Extracted data entries:

* START *

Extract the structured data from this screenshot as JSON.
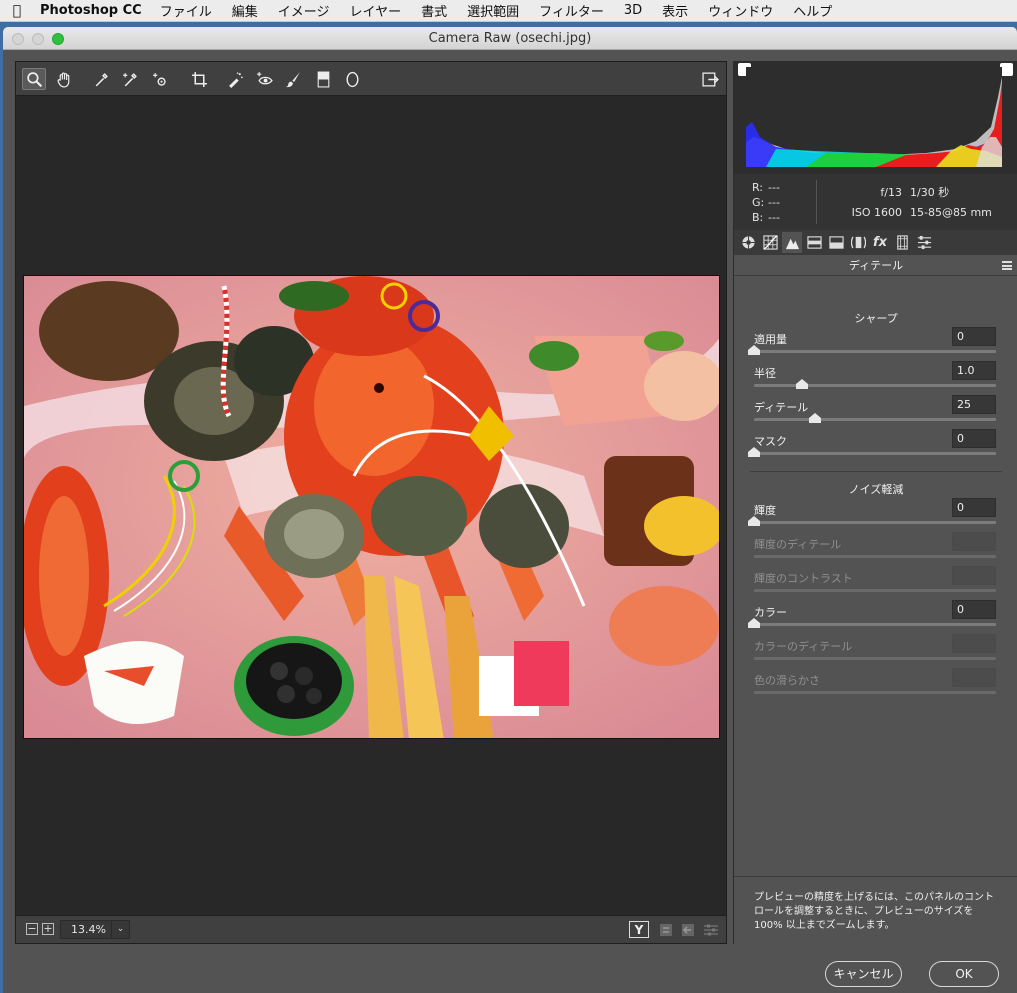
{
  "menubar": {
    "app": "Photoshop CC",
    "items": [
      "ファイル",
      "編集",
      "イメージ",
      "レイヤー",
      "書式",
      "選択範囲",
      "フィルター",
      "3D",
      "表示",
      "ウィンドウ",
      "ヘルプ"
    ]
  },
  "window": {
    "title": "Camera Raw (osechi.jpg)"
  },
  "toolbar": {
    "tools": [
      "zoom-icon",
      "hand-icon",
      "white-balance-icon",
      "color-sampler-icon",
      "targeted-adjustment-icon",
      "crop-icon",
      "spot-removal-icon",
      "red-eye-icon",
      "adjustment-brush-icon",
      "graduated-filter-icon",
      "radial-filter-icon",
      "open-preferences-icon"
    ]
  },
  "statusbar": {
    "zoom": "13.4%"
  },
  "info": {
    "r_label": "R:",
    "r_value": "---",
    "g_label": "G:",
    "g_value": "---",
    "b_label": "B:",
    "b_value": "---",
    "aperture": "f/13",
    "shutter": "1/30 秒",
    "iso": "ISO 1600",
    "lens": "15-85@85 mm"
  },
  "panel": {
    "title": "ディテール",
    "sharpen": {
      "title": "シャープ",
      "amount": {
        "label": "適用量",
        "value": "0",
        "pos": 0
      },
      "radius": {
        "label": "半径",
        "value": "1.0",
        "pos": 0.2
      },
      "detail": {
        "label": "ディテール",
        "value": "25",
        "pos": 0.25
      },
      "masking": {
        "label": "マスク",
        "value": "0",
        "pos": 0
      }
    },
    "noise": {
      "title": "ノイズ軽減",
      "luminance": {
        "label": "輝度",
        "value": "0",
        "pos": 0
      },
      "lum_detail": {
        "label": "輝度のディテール",
        "value": ""
      },
      "lum_contrast": {
        "label": "輝度のコントラスト",
        "value": ""
      },
      "color": {
        "label": "カラー",
        "value": "0",
        "pos": 0
      },
      "color_detail": {
        "label": "カラーのディテール",
        "value": ""
      },
      "color_smooth": {
        "label": "色の滑らかさ",
        "value": ""
      }
    },
    "note": "プレビューの精度を上げるには、このパネルのコントロールを調整するときに、プレビューのサイズを 100% 以上までズームします。"
  },
  "buttons": {
    "cancel": "キャンセル",
    "ok": "OK"
  }
}
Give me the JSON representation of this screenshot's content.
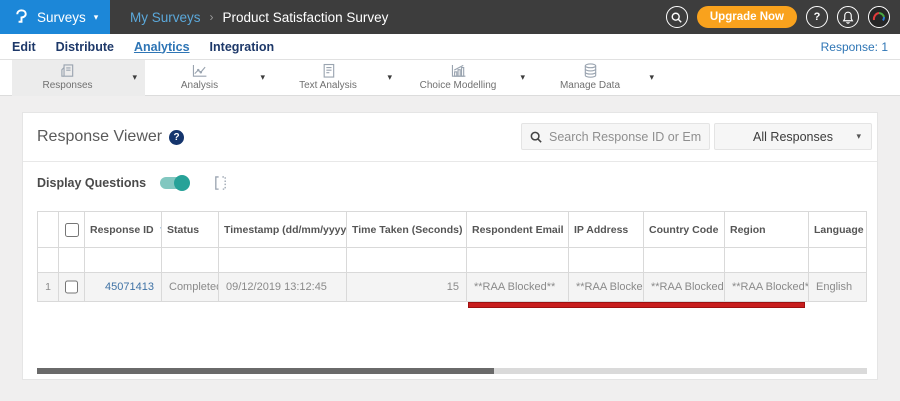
{
  "icons": {
    "caret_down": "▾",
    "breadcrumb_sep": "›",
    "help_glyph": "?",
    "sort_desc": "▼",
    "sort_both": "⇅"
  },
  "colors": {
    "brand_blue": "#1c87d8",
    "topbar_dark": "#3d3d3d",
    "upgrade_orange": "#f9a21d",
    "link_blue": "#2e75b5",
    "toggle_teal": "#27a298",
    "annotation_red": "#c81d1d"
  },
  "topbar": {
    "product": "Surveys",
    "breadcrumb_parent": "My Surveys",
    "breadcrumb_current": "Product Satisfaction Survey",
    "upgrade_label": "Upgrade Now"
  },
  "nav": {
    "items": [
      "Edit",
      "Distribute",
      "Analytics",
      "Integration"
    ],
    "active": "Analytics",
    "response_count": "Response: 1"
  },
  "toolbar": {
    "items": [
      {
        "label": "Responses",
        "active": true
      },
      {
        "label": "Analysis",
        "active": false
      },
      {
        "label": "Text Analysis",
        "active": false
      },
      {
        "label": "Choice Modelling",
        "active": false
      },
      {
        "label": "Manage Data",
        "active": false
      }
    ]
  },
  "viewer": {
    "title": "Response Viewer",
    "search_placeholder": "Search Response ID or Email",
    "filter_selected": "All Responses",
    "display_questions_label": "Display Questions",
    "toggle_state": "on"
  },
  "table": {
    "columns": [
      "Response ID",
      "Status",
      "Timestamp (dd/mm/yyyy)",
      "Time Taken (Seconds)",
      "Respondent Email",
      "IP Address",
      "Country Code",
      "Region",
      "Language"
    ],
    "rows": [
      {
        "index": "1",
        "response_id": "45071413",
        "status": "Completed",
        "timestamp": "09/12/2019 13:12:45",
        "time_taken": "15",
        "respondent_email": "**RAA Blocked**",
        "ip_address": "**RAA Blocked**",
        "country_code": "**RAA Blocked**",
        "region": "**RAA Blocked**",
        "language": "English"
      }
    ]
  }
}
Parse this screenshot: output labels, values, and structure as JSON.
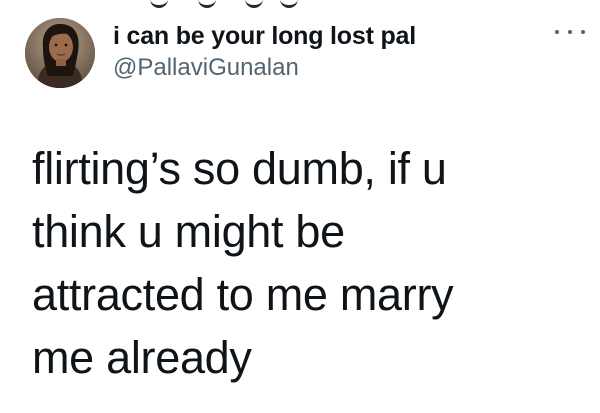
{
  "tweet": {
    "author": {
      "display_name": "i can be your long lost pal",
      "handle": "@PallaviGunalan",
      "avatar_icon": "profile-photo"
    },
    "more_icon": "more-options-icon",
    "text": "flirting’s so dumb, if u\nthink u might be\nattracted to me marry\nme already"
  },
  "colors": {
    "text": "#0f1419",
    "secondary": "#536471",
    "background": "#ffffff"
  }
}
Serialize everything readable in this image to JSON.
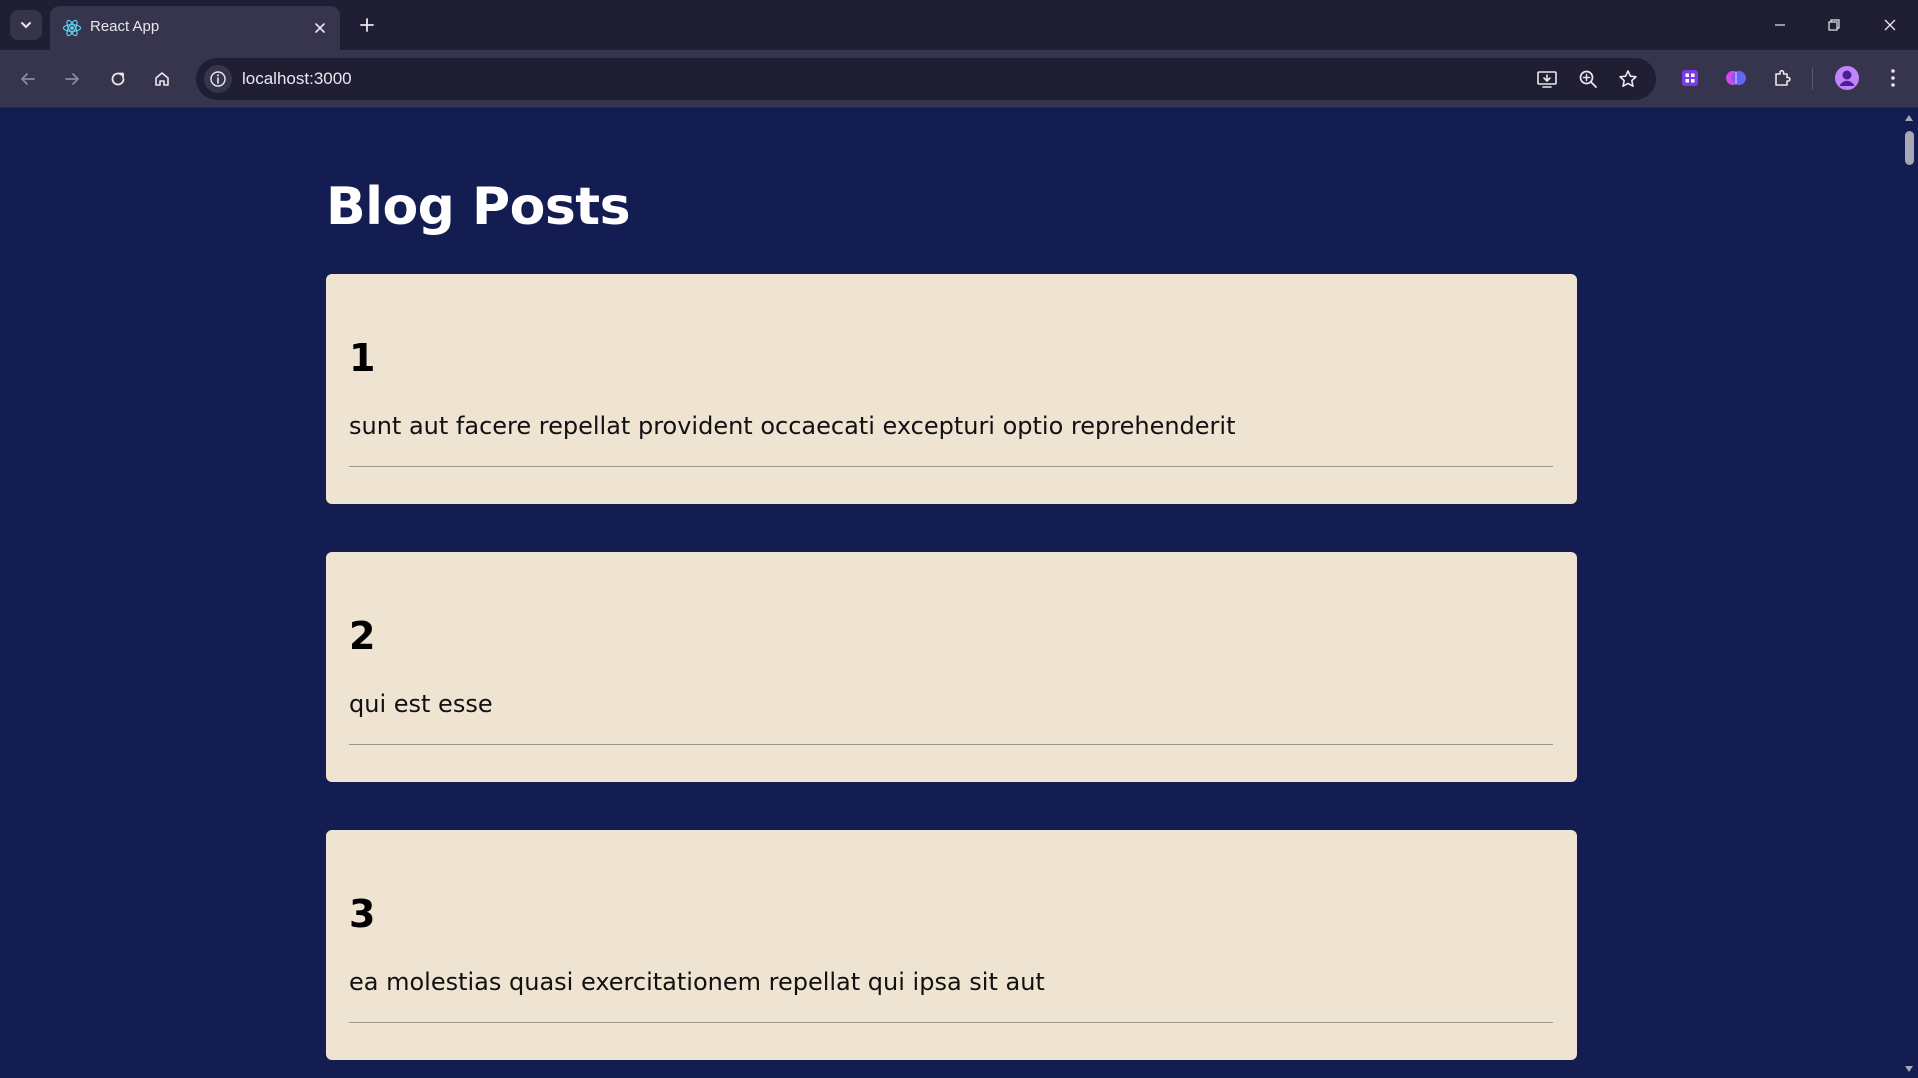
{
  "browser": {
    "tab_title": "React App",
    "url": "localhost:3000",
    "icons": {
      "tab_search": "chevron-down-icon",
      "favicon": "react-icon",
      "tab_close": "close-icon",
      "new_tab": "plus-icon",
      "back": "arrow-left-icon",
      "forward": "arrow-right-icon",
      "reload": "reload-icon",
      "home": "home-icon",
      "site_info": "info-icon",
      "install": "install-app-icon",
      "zoom": "zoom-icon",
      "bookmark": "star-icon",
      "extensions": "puzzle-icon",
      "profile": "avatar",
      "menu": "kebab-menu-icon"
    },
    "window_controls": [
      "minimize",
      "restore",
      "close"
    ]
  },
  "page": {
    "heading": "Blog Posts",
    "background_color": "#141d52",
    "card_color": "#efe3d2",
    "posts": [
      {
        "id": "1",
        "title": "sunt aut facere repellat provident occaecati excepturi optio reprehenderit"
      },
      {
        "id": "2",
        "title": "qui est esse"
      },
      {
        "id": "3",
        "title": "ea molestias quasi exercitationem repellat qui ipsa sit aut"
      }
    ]
  }
}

* END *

* _Stated task_: Each entry shown above must be quoted exactly, with its pictures left out.

* _Solved exercise_:
Extract the structured data from this screenshot as JSON.
{
  "menubar": {
    "app": "Photoshop CC",
    "items": [
      "ファイル",
      "編集",
      "イメージ",
      "レイヤー",
      "書式",
      "選択範囲",
      "フィルター",
      "3D",
      "表示",
      "ウィンドウ",
      "ヘルプ"
    ]
  },
  "window": {
    "title": "Camera Raw (osechi.jpg)"
  },
  "toolbar": {
    "tools": [
      "zoom-icon",
      "hand-icon",
      "white-balance-icon",
      "color-sampler-icon",
      "targeted-adjustment-icon",
      "crop-icon",
      "spot-removal-icon",
      "red-eye-icon",
      "adjustment-brush-icon",
      "graduated-filter-icon",
      "radial-filter-icon",
      "open-preferences-icon"
    ]
  },
  "statusbar": {
    "zoom": "13.4%"
  },
  "info": {
    "r_label": "R:",
    "r_value": "---",
    "g_label": "G:",
    "g_value": "---",
    "b_label": "B:",
    "b_value": "---",
    "aperture": "f/13",
    "shutter": "1/30 秒",
    "iso": "ISO 1600",
    "lens": "15-85@85 mm"
  },
  "panel": {
    "title": "ディテール",
    "sharpen": {
      "title": "シャープ",
      "amount": {
        "label": "適用量",
        "value": "0",
        "pos": 0
      },
      "radius": {
        "label": "半径",
        "value": "1.0",
        "pos": 0.2
      },
      "detail": {
        "label": "ディテール",
        "value": "25",
        "pos": 0.25
      },
      "masking": {
        "label": "マスク",
        "value": "0",
        "pos": 0
      }
    },
    "noise": {
      "title": "ノイズ軽減",
      "luminance": {
        "label": "輝度",
        "value": "0",
        "pos": 0
      },
      "lum_detail": {
        "label": "輝度のディテール",
        "value": ""
      },
      "lum_contrast": {
        "label": "輝度のコントラスト",
        "value": ""
      },
      "color": {
        "label": "カラー",
        "value": "0",
        "pos": 0
      },
      "color_detail": {
        "label": "カラーのディテール",
        "value": ""
      },
      "color_smooth": {
        "label": "色の滑らかさ",
        "value": ""
      }
    },
    "note": "プレビューの精度を上げるには、このパネルのコントロールを調整するときに、プレビューのサイズを 100% 以上までズームします。"
  },
  "buttons": {
    "cancel": "キャンセル",
    "ok": "OK"
  }
}
Give me the JSON representation of this screenshot's content.
{
  "icons": {
    "caret_down": "▾",
    "breadcrumb_sep": "›",
    "help_glyph": "?",
    "sort_desc": "▼",
    "sort_both": "⇅"
  },
  "colors": {
    "brand_blue": "#1c87d8",
    "topbar_dark": "#3d3d3d",
    "upgrade_orange": "#f9a21d",
    "link_blue": "#2e75b5",
    "toggle_teal": "#27a298",
    "annotation_red": "#c81d1d"
  },
  "topbar": {
    "product": "Surveys",
    "breadcrumb_parent": "My Surveys",
    "breadcrumb_current": "Product Satisfaction Survey",
    "upgrade_label": "Upgrade Now"
  },
  "nav": {
    "items": [
      "Edit",
      "Distribute",
      "Analytics",
      "Integration"
    ],
    "active": "Analytics",
    "response_count": "Response: 1"
  },
  "toolbar": {
    "items": [
      {
        "label": "Responses",
        "active": true
      },
      {
        "label": "Analysis",
        "active": false
      },
      {
        "label": "Text Analysis",
        "active": false
      },
      {
        "label": "Choice Modelling",
        "active": false
      },
      {
        "label": "Manage Data",
        "active": false
      }
    ]
  },
  "viewer": {
    "title": "Response Viewer",
    "search_placeholder": "Search Response ID or Email",
    "filter_selected": "All Responses",
    "display_questions_label": "Display Questions",
    "toggle_state": "on"
  },
  "table": {
    "columns": [
      "Response ID",
      "Status",
      "Timestamp (dd/mm/yyyy)",
      "Time Taken (Seconds)",
      "Respondent Email",
      "IP Address",
      "Country Code",
      "Region",
      "Language"
    ],
    "rows": [
      {
        "index": "1",
        "response_id": "45071413",
        "status": "Completed",
        "timestamp": "09/12/2019 13:12:45",
        "time_taken": "15",
        "respondent_email": "**RAA Blocked**",
        "ip_address": "**RAA Blocked**",
        "country_code": "**RAA Blocked**",
        "region": "**RAA Blocked**",
        "language": "English"
      }
    ]
  }
}
Parse this screenshot: output labels, values, and structure as JSON.
{
  "tweet": {
    "author": {
      "display_name": "i can be your long lost pal",
      "handle": "@PallaviGunalan",
      "avatar_icon": "profile-photo"
    },
    "more_icon": "more-options-icon",
    "text": "flirting’s so dumb, if u\nthink u might be\nattracted to me marry\nme already"
  },
  "colors": {
    "text": "#0f1419",
    "secondary": "#536471",
    "background": "#ffffff"
  }
}
Serialize everything readable in this image to JSON.
{
  "browser": {
    "tab_title": "React App",
    "url": "localhost:3000",
    "icons": {
      "tab_search": "chevron-down-icon",
      "favicon": "react-icon",
      "tab_close": "close-icon",
      "new_tab": "plus-icon",
      "back": "arrow-left-icon",
      "forward": "arrow-right-icon",
      "reload": "reload-icon",
      "home": "home-icon",
      "site_info": "info-icon",
      "install": "install-app-icon",
      "zoom": "zoom-icon",
      "bookmark": "star-icon",
      "extensions": "puzzle-icon",
      "profile": "avatar",
      "menu": "kebab-menu-icon"
    },
    "window_controls": [
      "minimize",
      "restore",
      "close"
    ]
  },
  "page": {
    "heading": "Blog Posts",
    "background_color": "#141d52",
    "card_color": "#efe3d2",
    "posts": [
      {
        "id": "1",
        "title": "sunt aut facere repellat provident occaecati excepturi optio reprehenderit"
      },
      {
        "id": "2",
        "title": "qui est esse"
      },
      {
        "id": "3",
        "title": "ea molestias quasi exercitationem repellat qui ipsa sit aut"
      }
    ]
  }
}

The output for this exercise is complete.